======== DATASET

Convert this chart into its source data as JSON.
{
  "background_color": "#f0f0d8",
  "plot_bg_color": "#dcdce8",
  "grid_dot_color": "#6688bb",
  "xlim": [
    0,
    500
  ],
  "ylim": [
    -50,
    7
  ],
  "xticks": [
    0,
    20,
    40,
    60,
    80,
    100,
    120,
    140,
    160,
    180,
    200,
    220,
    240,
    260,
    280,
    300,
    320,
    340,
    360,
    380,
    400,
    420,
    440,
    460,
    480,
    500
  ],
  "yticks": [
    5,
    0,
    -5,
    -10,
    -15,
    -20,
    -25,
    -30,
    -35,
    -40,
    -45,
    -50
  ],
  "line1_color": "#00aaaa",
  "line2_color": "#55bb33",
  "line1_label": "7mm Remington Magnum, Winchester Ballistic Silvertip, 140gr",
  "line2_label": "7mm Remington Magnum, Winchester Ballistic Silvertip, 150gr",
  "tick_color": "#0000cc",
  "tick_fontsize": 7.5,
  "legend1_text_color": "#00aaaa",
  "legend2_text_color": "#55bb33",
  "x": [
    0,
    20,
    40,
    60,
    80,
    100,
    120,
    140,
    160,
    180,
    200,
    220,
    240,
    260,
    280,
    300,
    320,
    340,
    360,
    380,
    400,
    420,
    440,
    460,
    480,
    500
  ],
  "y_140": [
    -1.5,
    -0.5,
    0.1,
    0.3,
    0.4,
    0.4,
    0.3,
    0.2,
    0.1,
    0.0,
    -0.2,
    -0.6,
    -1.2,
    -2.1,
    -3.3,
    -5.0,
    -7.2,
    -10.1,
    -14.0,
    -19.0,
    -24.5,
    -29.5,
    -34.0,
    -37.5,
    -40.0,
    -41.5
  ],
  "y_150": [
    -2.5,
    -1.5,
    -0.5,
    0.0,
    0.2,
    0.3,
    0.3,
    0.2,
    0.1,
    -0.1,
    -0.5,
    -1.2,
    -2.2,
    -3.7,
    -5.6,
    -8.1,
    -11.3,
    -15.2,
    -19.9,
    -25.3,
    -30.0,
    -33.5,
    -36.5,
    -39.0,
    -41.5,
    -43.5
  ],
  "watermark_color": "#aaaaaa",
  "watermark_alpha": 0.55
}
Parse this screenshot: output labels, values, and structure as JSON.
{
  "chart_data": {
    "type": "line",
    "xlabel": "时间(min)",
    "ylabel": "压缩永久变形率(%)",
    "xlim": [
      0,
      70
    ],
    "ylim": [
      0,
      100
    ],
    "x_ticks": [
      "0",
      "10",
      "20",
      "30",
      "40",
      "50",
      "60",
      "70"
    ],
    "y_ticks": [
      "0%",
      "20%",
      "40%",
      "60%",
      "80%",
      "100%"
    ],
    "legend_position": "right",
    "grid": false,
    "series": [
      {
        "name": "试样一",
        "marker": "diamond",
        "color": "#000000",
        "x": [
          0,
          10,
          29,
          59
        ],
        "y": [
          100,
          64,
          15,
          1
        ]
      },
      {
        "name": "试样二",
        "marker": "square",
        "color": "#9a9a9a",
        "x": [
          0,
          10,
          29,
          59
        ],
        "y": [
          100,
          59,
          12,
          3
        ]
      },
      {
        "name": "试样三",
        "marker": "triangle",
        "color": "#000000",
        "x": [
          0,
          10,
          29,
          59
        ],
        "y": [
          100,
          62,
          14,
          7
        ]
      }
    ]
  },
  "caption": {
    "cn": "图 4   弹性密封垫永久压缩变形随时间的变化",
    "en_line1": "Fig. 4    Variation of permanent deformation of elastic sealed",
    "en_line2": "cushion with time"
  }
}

================

* _WORK TO COMPLETE_
Could you quote the material above in full, exactly as it stands?

* _COMPLETED EXERCISE_
Convert this chart into its source data as JSON.
{
  "background_color": "#f0f0d8",
  "plot_bg_color": "#dcdce8",
  "grid_dot_color": "#6688bb",
  "xlim": [
    0,
    500
  ],
  "ylim": [
    -50,
    7
  ],
  "xticks": [
    0,
    20,
    40,
    60,
    80,
    100,
    120,
    140,
    160,
    180,
    200,
    220,
    240,
    260,
    280,
    300,
    320,
    340,
    360,
    380,
    400,
    420,
    440,
    460,
    480,
    500
  ],
  "yticks": [
    5,
    0,
    -5,
    -10,
    -15,
    -20,
    -25,
    -30,
    -35,
    -40,
    -45,
    -50
  ],
  "line1_color": "#00aaaa",
  "line2_color": "#55bb33",
  "line1_label": "7mm Remington Magnum, Winchester Ballistic Silvertip, 140gr",
  "line2_label": "7mm Remington Magnum, Winchester Ballistic Silvertip, 150gr",
  "tick_color": "#0000cc",
  "tick_fontsize": 7.5,
  "legend1_text_color": "#00aaaa",
  "legend2_text_color": "#55bb33",
  "x": [
    0,
    20,
    40,
    60,
    80,
    100,
    120,
    140,
    160,
    180,
    200,
    220,
    240,
    260,
    280,
    300,
    320,
    340,
    360,
    380,
    400,
    420,
    440,
    460,
    480,
    500
  ],
  "y_140": [
    -1.5,
    -0.5,
    0.1,
    0.3,
    0.4,
    0.4,
    0.3,
    0.2,
    0.1,
    0.0,
    -0.2,
    -0.6,
    -1.2,
    -2.1,
    -3.3,
    -5.0,
    -7.2,
    -10.1,
    -14.0,
    -19.0,
    -24.5,
    -29.5,
    -34.0,
    -37.5,
    -40.0,
    -41.5
  ],
  "y_150": [
    -2.5,
    -1.5,
    -0.5,
    0.0,
    0.2,
    0.3,
    0.3,
    0.2,
    0.1,
    -0.1,
    -0.5,
    -1.2,
    -2.2,
    -3.7,
    -5.6,
    -8.1,
    -11.3,
    -15.2,
    -19.9,
    -25.3,
    -30.0,
    -33.5,
    -36.5,
    -39.0,
    -41.5,
    -43.5
  ],
  "watermark_color": "#aaaaaa",
  "watermark_alpha": 0.55
}
Parse this screenshot: output labels, values, and structure as JSON.
{
  "chart_data": {
    "type": "line",
    "xlabel": "时间(min)",
    "ylabel": "压缩永久变形率(%)",
    "xlim": [
      0,
      70
    ],
    "ylim": [
      0,
      100
    ],
    "x_ticks": [
      "0",
      "10",
      "20",
      "30",
      "40",
      "50",
      "60",
      "70"
    ],
    "y_ticks": [
      "0%",
      "20%",
      "40%",
      "60%",
      "80%",
      "100%"
    ],
    "legend_position": "right",
    "grid": false,
    "series": [
      {
        "name": "试样一",
        "marker": "diamond",
        "color": "#000000",
        "x": [
          0,
          10,
          29,
          59
        ],
        "y": [
          100,
          64,
          15,
          1
        ]
      },
      {
        "name": "试样二",
        "marker": "square",
        "color": "#9a9a9a",
        "x": [
          0,
          10,
          29,
          59
        ],
        "y": [
          100,
          59,
          12,
          3
        ]
      },
      {
        "name": "试样三",
        "marker": "triangle",
        "color": "#000000",
        "x": [
          0,
          10,
          29,
          59
        ],
        "y": [
          100,
          62,
          14,
          7
        ]
      }
    ]
  },
  "caption": {
    "cn": "图 4   弹性密封垫永久压缩变形随时间的变化",
    "en_line1": "Fig. 4    Variation of permanent deformation of elastic sealed",
    "en_line2": "cushion with time"
  }
}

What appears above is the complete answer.